=== RECORDS ===

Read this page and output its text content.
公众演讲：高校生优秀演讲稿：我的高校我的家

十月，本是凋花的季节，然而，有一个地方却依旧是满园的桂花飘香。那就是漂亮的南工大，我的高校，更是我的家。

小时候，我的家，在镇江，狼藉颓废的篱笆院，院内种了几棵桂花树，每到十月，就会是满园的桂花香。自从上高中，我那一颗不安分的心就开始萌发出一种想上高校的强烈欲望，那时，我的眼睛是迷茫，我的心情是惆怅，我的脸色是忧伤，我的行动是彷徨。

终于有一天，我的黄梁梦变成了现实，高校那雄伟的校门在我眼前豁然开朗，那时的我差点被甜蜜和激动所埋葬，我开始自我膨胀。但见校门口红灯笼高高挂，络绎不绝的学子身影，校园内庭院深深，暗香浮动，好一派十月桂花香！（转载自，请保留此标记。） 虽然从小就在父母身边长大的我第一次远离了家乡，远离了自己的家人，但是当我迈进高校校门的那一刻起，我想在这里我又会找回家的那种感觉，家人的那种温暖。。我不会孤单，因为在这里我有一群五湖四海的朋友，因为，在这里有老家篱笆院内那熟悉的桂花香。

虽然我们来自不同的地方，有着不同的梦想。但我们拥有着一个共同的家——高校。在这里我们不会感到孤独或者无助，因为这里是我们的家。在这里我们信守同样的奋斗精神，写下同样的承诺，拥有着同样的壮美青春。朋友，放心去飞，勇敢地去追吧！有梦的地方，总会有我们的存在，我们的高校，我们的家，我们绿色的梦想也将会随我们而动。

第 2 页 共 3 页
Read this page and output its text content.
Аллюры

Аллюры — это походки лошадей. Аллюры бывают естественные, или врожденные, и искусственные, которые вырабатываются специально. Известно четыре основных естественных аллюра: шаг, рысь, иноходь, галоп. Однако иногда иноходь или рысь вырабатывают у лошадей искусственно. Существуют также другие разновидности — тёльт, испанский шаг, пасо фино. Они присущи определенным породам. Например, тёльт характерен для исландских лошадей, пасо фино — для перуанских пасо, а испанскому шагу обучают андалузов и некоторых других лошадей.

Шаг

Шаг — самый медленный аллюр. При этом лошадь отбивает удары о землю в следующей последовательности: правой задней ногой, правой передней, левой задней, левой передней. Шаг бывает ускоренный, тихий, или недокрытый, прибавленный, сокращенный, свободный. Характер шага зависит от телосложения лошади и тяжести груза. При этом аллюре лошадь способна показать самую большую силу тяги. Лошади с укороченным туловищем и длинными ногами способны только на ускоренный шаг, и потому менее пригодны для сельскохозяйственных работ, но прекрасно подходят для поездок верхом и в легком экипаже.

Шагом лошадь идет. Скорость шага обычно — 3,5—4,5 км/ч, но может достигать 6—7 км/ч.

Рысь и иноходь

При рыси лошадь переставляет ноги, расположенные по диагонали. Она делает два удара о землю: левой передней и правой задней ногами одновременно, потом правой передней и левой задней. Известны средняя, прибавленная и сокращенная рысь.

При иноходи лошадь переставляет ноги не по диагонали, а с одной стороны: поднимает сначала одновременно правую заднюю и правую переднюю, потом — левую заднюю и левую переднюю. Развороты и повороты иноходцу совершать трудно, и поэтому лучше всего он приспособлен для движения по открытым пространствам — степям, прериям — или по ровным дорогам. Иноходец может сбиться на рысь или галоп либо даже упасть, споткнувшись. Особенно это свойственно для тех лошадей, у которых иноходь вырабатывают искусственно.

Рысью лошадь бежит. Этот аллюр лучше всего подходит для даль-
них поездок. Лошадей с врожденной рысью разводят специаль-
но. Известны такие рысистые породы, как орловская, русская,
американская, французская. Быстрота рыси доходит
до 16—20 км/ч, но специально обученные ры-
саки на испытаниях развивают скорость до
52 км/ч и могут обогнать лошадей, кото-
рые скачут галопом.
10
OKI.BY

===

**WHAT YOU WILL DO**
Scan the listing above. Collect all lines with the word "всего".

**COMPLETED EXERCISE**
При иноходи лошадь переставляет ноги не по диагонали, а с одной стороны: поднимает сначала одновременно правую заднюю и правую переднюю, потом — левую заднюю и левую переднюю. Развороты и повороты иноходцу совершать трудно, и поэтому лучше всего он приспособлен для движения по открытым пространствам — степям, прериям — или по ровным дорогам. Иноходец может сбиться на рысь или галоп либо даже упасть, споткнувшись. Особенно это свойственно для тех лошадей, у которых иноходь вырабатывают искусственно.
Рысью лошадь бежит. Этот аллюр лучше всего подходит для даль-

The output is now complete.